-- Problem requirements --
Word for word, transcribe the lines from the one containing "Output the text content of this document." through the end of the entries, both included, and nothing else.

[start Data in this exercise]

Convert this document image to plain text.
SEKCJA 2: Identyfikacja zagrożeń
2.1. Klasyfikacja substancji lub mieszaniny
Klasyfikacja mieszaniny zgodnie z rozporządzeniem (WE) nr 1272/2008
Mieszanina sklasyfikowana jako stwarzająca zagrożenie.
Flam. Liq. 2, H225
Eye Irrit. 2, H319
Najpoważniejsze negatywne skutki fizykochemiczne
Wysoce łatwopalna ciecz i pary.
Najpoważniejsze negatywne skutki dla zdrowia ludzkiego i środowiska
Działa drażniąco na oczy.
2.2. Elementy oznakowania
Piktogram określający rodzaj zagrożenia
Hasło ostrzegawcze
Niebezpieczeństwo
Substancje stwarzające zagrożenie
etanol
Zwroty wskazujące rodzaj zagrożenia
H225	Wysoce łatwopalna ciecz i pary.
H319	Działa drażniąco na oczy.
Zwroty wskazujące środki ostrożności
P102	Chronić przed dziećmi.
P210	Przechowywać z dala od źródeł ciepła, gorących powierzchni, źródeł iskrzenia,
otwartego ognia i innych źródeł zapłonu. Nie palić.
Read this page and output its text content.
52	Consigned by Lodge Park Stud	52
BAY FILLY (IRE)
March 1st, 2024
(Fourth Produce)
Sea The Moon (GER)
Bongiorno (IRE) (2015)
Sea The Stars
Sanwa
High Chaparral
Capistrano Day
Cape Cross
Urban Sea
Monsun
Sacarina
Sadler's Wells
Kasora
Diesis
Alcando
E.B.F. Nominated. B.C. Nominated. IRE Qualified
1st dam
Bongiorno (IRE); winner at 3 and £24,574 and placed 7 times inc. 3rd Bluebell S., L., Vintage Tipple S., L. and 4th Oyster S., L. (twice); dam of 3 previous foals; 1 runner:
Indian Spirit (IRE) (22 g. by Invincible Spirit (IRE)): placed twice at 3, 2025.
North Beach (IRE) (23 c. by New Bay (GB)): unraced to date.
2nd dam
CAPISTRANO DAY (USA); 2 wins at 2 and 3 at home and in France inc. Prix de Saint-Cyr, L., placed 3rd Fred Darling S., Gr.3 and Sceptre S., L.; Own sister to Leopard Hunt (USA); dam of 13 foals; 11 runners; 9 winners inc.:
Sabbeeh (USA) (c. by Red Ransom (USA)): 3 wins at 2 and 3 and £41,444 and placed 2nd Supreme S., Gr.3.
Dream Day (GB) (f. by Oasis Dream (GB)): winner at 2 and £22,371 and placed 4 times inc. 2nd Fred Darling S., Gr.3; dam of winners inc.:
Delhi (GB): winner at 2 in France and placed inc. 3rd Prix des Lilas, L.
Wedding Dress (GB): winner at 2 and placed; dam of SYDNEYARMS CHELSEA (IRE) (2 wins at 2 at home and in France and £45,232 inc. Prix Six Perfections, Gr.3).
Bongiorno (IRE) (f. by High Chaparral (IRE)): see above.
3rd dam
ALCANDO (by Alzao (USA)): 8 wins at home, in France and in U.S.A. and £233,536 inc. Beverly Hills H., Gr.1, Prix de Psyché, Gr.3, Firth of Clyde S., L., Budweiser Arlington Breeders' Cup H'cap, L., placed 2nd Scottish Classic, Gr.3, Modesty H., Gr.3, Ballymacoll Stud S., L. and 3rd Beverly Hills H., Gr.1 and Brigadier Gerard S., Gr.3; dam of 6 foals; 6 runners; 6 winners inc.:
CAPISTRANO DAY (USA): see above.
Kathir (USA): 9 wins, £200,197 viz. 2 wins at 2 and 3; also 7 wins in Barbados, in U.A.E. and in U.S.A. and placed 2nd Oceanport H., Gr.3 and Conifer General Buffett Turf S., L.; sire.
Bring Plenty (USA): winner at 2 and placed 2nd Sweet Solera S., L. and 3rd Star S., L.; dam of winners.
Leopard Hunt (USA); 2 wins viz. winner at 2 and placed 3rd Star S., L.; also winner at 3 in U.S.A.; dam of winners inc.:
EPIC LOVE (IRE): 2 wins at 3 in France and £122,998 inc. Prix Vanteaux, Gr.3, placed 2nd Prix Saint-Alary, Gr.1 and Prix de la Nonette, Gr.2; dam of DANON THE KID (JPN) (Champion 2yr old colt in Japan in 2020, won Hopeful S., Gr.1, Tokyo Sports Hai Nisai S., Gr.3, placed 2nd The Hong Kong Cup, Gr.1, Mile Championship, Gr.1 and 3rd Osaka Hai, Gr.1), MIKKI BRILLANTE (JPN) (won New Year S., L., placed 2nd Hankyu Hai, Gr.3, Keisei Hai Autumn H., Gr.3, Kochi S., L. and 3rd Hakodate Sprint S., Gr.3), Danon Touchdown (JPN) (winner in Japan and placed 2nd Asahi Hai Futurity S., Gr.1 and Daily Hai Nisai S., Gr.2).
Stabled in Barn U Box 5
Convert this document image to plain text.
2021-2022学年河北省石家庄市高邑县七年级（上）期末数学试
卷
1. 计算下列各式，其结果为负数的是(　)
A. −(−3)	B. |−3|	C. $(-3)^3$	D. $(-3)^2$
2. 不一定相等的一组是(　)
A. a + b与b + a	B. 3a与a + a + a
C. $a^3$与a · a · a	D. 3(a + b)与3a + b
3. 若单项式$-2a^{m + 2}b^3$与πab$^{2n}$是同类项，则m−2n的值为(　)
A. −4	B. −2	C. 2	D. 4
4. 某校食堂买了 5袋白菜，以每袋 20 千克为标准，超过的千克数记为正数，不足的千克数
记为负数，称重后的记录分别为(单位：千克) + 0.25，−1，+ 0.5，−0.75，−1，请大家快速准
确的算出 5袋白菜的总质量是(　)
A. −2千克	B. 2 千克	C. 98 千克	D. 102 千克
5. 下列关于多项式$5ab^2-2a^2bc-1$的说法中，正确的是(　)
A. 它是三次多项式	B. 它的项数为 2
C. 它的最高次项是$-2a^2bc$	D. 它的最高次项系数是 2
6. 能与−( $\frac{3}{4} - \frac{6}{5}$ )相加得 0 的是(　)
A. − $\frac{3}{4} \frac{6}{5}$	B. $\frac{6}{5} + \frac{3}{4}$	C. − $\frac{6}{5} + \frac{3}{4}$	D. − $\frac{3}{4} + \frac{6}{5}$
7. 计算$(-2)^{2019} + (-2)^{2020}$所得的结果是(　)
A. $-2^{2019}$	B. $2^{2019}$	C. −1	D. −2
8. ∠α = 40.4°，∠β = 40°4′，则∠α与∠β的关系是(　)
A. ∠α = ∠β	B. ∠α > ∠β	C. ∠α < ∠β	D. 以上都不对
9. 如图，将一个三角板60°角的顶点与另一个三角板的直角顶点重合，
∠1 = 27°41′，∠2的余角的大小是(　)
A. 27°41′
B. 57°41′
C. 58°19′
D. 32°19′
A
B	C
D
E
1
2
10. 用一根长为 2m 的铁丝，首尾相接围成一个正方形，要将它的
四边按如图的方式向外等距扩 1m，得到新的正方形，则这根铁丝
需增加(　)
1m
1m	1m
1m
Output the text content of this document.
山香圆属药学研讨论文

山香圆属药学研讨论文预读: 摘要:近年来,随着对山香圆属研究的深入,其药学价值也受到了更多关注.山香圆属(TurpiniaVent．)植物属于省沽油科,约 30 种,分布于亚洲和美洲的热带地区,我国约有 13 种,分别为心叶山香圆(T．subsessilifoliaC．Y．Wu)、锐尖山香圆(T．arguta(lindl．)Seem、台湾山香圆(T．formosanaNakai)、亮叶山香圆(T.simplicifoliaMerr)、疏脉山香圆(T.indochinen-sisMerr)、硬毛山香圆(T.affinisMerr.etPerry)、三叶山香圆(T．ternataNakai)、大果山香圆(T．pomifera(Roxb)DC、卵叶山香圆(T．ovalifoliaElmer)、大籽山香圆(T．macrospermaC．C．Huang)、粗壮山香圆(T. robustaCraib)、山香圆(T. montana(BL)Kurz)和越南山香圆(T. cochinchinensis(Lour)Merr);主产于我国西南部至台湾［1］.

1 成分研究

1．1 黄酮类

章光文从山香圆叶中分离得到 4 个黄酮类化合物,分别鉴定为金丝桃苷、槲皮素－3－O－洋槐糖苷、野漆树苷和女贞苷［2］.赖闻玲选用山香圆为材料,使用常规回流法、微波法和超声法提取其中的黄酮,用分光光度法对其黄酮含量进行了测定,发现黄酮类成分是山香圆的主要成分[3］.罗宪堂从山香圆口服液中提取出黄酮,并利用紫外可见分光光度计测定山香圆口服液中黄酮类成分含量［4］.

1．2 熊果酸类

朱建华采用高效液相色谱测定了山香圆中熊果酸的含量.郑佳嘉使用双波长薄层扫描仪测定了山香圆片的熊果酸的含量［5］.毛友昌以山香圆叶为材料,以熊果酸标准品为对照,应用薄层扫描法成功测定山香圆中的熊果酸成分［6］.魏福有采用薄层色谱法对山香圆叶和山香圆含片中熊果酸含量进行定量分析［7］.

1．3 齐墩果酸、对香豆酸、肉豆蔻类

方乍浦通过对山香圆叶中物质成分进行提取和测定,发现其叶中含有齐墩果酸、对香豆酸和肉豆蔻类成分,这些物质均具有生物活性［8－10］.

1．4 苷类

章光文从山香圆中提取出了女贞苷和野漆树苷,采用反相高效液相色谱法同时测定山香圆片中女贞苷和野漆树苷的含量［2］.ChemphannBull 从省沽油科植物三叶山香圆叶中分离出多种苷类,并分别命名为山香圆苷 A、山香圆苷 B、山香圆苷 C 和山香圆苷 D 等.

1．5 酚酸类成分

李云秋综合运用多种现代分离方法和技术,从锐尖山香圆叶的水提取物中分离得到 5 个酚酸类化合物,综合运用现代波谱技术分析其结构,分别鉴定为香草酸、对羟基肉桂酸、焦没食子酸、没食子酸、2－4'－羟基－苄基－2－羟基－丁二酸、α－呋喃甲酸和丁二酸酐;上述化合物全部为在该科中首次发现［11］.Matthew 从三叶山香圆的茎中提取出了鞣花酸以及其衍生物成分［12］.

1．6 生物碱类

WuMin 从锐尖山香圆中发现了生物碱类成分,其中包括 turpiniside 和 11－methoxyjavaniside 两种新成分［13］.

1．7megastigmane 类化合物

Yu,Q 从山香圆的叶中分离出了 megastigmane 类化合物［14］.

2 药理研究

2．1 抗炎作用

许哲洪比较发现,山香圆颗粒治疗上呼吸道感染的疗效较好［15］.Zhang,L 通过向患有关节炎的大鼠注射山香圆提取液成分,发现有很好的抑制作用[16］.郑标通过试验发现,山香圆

[end Data in this exercise]

-- Expected answer --
Output the text content of this document.
山香圆属药学研讨论文

山香圆属药学研讨论文预读: 摘要:近年来,随着对山香圆属研究的深入,其药学价值也受到了更多关注.山香圆属(TurpiniaVent．)植物属于省沽油科,约 30 种,分布于亚洲和美洲的热带地区,我国约有 13 种,分别为心叶山香圆(T．subsessilifoliaC．Y．Wu)、锐尖山香圆(T．arguta(lindl．)Seem、台湾山香圆(T．formosanaNakai)、亮叶山香圆(T.simplicifoliaMerr)、疏脉山香圆(T.indochinen-sisMerr)、硬毛山香圆(T.affinisMerr.etPerry)、三叶山香圆(T．ternataNakai)、大果山香圆(T．pomifera(Roxb)DC、卵叶山香圆(T．ovalifoliaElmer)、大籽山香圆(T．macrospermaC．C．Huang)、粗壮山香圆(T. robustaCraib)、山香圆(T. montana(BL)Kurz)和越南山香圆(T. cochinchinensis(Lour)Merr);主产于我国西南部至台湾［1］.

1 成分研究

1．1 黄酮类

章光文从山香圆叶中分离得到 4 个黄酮类化合物,分别鉴定为金丝桃苷、槲皮素－3－O－洋槐糖苷、野漆树苷和女贞苷［2］.赖闻玲选用山香圆为材料,使用常规回流法、微波法和超声法提取其中的黄酮,用分光光度法对其黄酮含量进行了测定,发现黄酮类成分是山香圆的主要成分[3］.罗宪堂从山香圆口服液中提取出黄酮,并利用紫外可见分光光度计测定山香圆口服液中黄酮类成分含量［4］.

1．2 熊果酸类

朱建华采用高效液相色谱测定了山香圆中熊果酸的含量.郑佳嘉使用双波长薄层扫描仪测定了山香圆片的熊果酸的含量［5］.毛友昌以山香圆叶为材料,以熊果酸标准品为对照,应用薄层扫描法成功测定山香圆中的熊果酸成分［6］.魏福有采用薄层色谱法对山香圆叶和山香圆含片中熊果酸含量进行定量分析［7］.

1．3 齐墩果酸、对香豆酸、肉豆蔻类

方乍浦通过对山香圆叶中物质成分进行提取和测定,发现其叶中含有齐墩果酸、对香豆酸和肉豆蔻类成分,这些物质均具有生物活性［8－10］.

1．4 苷类

章光文从山香圆中提取出了女贞苷和野漆树苷,采用反相高效液相色谱法同时测定山香圆片中女贞苷和野漆树苷的含量［2］.ChemphannBull 从省沽油科植物三叶山香圆叶中分离出多种苷类,并分别命名为山香圆苷 A、山香圆苷 B、山香圆苷 C 和山香圆苷 D 等.

1．5 酚酸类成分

李云秋综合运用多种现代分离方法和技术,从锐尖山香圆叶的水提取物中分离得到 5 个酚酸类化合物,综合运用现代波谱技术分析其结构,分别鉴定为香草酸、对羟基肉桂酸、焦没食子酸、没食子酸、2－4'－羟基－苄基－2－羟基－丁二酸、α－呋喃甲酸和丁二酸酐;上述化合物全部为在该科中首次发现［11］.Matthew 从三叶山香圆的茎中提取出了鞣花酸以及其衍生物成分［12］.

1．6 生物碱类

WuMin 从锐尖山香圆中发现了生物碱类成分,其中包括 turpiniside 和 11－methoxyjavaniside 两种新成分［13］.

1．7megastigmane 类化合物

Yu,Q 从山香圆的叶中分离出了 megastigmane 类化合物［14］.

2 药理研究

2．1 抗炎作用

许哲洪比较发现,山香圆颗粒治疗上呼吸道感染的疗效较好［15］.Zhang,L 通过向患有关节炎的大鼠注射山香圆提取液成分,发现有很好的抑制作用[16］.郑标通过试验发现,山香圆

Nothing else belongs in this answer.